**Extracted data entries:**
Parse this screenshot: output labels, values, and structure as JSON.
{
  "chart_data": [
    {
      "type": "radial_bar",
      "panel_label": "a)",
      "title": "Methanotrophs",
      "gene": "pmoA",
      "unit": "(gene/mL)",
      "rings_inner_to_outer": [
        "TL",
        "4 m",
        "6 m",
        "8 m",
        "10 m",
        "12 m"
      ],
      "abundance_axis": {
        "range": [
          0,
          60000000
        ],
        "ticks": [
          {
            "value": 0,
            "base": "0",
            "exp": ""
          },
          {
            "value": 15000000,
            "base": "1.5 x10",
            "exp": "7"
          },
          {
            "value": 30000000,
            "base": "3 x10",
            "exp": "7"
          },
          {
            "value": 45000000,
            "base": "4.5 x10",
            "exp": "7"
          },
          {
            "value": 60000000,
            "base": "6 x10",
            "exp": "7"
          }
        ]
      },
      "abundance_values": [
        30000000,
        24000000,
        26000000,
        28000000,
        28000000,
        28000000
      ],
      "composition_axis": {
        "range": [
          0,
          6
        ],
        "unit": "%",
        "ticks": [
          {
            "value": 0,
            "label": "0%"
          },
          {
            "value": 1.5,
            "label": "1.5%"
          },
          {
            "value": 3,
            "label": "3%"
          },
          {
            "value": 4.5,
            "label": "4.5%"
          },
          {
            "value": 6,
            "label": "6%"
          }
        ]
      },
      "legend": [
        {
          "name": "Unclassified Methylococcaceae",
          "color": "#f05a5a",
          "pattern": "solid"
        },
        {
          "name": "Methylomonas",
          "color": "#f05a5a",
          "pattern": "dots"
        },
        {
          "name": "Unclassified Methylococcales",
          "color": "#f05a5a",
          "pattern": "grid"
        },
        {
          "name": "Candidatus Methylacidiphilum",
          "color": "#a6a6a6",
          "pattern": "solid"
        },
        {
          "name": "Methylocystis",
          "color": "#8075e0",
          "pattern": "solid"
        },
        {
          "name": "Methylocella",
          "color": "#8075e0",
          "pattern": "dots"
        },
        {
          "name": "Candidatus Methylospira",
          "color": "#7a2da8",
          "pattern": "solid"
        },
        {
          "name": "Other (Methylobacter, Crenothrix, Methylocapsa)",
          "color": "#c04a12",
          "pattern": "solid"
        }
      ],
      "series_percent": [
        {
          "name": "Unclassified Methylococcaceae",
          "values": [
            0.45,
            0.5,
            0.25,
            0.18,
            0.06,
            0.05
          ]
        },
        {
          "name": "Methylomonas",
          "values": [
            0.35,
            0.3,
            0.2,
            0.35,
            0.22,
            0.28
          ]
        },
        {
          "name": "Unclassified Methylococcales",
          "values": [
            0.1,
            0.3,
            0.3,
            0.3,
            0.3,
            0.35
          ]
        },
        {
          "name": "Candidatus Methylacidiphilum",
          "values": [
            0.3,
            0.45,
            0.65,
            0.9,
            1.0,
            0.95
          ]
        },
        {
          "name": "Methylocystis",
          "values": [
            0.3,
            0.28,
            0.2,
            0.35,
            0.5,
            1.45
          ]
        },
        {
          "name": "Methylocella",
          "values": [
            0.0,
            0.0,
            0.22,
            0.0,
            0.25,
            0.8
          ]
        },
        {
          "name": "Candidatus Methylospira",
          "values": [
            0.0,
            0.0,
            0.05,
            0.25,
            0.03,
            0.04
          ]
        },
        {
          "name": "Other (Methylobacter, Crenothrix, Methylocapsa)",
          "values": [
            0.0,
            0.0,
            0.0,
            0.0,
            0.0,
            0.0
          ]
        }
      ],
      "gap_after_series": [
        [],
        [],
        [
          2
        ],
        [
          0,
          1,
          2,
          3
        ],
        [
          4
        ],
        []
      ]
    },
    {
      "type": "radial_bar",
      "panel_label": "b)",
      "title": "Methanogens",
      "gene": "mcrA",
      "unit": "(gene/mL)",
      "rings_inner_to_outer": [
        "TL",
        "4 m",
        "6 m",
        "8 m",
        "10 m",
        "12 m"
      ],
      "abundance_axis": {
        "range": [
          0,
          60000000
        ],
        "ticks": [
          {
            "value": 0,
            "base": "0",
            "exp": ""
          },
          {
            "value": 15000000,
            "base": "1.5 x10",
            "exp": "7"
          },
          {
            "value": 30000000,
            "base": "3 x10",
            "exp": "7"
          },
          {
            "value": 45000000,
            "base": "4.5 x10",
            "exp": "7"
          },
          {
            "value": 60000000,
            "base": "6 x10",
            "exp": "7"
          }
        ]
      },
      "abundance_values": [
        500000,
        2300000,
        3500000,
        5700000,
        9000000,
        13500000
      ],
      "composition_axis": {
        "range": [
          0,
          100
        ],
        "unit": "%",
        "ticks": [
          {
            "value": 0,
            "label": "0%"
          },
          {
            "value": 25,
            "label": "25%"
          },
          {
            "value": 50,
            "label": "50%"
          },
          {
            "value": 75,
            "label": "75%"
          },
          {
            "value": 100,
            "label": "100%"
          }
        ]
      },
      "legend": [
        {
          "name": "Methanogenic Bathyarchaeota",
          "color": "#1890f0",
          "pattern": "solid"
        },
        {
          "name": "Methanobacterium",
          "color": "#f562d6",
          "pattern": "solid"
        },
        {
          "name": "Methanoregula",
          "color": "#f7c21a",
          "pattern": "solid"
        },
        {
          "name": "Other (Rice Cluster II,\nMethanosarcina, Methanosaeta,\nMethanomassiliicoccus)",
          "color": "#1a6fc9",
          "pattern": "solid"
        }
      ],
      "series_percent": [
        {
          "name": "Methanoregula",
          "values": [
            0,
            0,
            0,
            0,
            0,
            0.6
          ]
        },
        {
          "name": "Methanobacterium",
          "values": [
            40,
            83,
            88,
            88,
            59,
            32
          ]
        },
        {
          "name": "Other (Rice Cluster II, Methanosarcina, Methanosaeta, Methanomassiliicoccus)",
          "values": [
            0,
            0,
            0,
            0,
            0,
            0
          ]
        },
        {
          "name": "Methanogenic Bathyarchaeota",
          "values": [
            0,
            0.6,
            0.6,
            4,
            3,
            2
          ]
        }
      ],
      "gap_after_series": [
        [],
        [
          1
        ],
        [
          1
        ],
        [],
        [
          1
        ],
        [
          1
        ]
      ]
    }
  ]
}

---

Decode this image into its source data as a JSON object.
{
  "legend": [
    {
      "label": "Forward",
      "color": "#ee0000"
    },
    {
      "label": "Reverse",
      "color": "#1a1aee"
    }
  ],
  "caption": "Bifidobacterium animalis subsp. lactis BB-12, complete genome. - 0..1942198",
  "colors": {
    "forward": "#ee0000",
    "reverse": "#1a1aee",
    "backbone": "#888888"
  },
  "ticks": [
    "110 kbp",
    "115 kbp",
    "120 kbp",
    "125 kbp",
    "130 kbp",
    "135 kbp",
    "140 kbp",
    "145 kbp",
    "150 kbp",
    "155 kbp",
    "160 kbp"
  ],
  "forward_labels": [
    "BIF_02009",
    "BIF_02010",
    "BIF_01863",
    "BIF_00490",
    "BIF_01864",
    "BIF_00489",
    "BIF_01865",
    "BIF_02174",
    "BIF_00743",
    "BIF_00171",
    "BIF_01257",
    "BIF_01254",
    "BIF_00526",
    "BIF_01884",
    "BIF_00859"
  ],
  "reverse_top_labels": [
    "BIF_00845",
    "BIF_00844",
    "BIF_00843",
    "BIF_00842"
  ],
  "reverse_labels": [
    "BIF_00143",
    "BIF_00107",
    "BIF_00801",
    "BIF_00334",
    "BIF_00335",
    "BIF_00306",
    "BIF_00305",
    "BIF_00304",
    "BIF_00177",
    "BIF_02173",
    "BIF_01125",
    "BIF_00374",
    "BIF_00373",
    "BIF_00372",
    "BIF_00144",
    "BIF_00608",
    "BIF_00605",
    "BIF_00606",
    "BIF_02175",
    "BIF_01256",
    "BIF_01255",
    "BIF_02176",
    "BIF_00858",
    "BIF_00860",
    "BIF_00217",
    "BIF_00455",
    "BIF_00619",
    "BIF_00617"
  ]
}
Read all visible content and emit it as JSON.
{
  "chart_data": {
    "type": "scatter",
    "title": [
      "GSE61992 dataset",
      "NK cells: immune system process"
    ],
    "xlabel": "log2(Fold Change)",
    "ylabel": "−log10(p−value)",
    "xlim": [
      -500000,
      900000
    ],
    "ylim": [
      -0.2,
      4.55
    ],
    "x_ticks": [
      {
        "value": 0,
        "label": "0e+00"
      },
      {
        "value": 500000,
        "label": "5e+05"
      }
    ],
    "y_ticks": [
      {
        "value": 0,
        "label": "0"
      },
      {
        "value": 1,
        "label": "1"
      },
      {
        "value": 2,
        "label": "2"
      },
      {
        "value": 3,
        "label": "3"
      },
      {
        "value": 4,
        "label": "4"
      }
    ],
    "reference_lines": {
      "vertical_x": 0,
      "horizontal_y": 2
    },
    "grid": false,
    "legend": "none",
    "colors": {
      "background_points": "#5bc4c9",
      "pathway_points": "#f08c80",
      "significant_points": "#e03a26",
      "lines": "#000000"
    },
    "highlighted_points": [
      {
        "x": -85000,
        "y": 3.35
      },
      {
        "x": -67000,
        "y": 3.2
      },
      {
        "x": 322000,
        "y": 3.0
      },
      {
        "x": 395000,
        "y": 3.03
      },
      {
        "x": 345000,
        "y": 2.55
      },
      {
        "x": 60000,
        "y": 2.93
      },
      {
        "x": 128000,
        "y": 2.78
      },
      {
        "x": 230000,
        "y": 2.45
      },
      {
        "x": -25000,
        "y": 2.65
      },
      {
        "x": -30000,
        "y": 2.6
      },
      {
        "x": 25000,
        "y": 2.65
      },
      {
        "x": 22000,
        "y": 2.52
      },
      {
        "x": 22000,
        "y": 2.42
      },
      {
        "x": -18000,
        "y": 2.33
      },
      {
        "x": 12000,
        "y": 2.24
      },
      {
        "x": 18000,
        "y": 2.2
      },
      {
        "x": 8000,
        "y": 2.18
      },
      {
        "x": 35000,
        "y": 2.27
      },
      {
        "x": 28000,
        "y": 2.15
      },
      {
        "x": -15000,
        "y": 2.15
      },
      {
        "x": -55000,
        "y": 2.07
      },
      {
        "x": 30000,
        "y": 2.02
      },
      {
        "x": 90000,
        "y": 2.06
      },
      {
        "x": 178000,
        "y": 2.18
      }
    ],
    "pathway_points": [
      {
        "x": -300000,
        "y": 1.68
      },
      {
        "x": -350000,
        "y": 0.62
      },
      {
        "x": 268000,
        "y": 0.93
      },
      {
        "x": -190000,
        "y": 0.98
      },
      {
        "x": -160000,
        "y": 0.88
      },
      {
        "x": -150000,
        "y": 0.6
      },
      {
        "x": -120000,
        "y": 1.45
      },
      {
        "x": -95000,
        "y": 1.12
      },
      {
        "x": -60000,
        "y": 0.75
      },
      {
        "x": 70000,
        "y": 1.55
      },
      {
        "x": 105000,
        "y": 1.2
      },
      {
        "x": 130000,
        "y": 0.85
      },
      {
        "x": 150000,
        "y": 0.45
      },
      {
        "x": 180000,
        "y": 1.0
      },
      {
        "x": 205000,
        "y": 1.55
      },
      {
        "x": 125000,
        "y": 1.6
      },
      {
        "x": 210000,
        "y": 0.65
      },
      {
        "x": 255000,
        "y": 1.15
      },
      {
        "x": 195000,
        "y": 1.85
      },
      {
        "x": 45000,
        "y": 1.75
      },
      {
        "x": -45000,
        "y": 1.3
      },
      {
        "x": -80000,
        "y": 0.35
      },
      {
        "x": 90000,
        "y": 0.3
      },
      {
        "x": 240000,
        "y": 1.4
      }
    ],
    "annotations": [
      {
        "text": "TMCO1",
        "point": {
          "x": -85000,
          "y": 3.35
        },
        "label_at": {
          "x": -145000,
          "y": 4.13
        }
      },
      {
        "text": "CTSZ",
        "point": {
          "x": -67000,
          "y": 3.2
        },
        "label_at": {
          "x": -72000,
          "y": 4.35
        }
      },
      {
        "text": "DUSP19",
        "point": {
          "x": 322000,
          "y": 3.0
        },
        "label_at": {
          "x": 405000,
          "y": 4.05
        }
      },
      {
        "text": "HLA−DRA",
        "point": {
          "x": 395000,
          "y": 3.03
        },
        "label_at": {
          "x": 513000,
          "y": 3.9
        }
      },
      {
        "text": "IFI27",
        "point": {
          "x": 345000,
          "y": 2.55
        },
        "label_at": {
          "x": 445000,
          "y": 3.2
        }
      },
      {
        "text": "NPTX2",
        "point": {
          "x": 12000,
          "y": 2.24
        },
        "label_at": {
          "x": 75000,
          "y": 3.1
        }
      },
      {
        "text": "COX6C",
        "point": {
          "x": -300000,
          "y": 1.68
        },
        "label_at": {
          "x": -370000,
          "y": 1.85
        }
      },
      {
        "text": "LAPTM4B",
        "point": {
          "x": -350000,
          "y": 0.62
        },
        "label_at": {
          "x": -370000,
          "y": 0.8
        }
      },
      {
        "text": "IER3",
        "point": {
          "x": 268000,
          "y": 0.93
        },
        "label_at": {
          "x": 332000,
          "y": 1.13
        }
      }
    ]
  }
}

**WORK INSTRUCTIONS:** The response consists of the lines above that contain "JSON".

**ANSWER SPACE:**
Parse this screenshot: output labels, values, and structure as JSON.
Decode this image into its source data as a JSON object.
Read all visible content and emit it as JSON.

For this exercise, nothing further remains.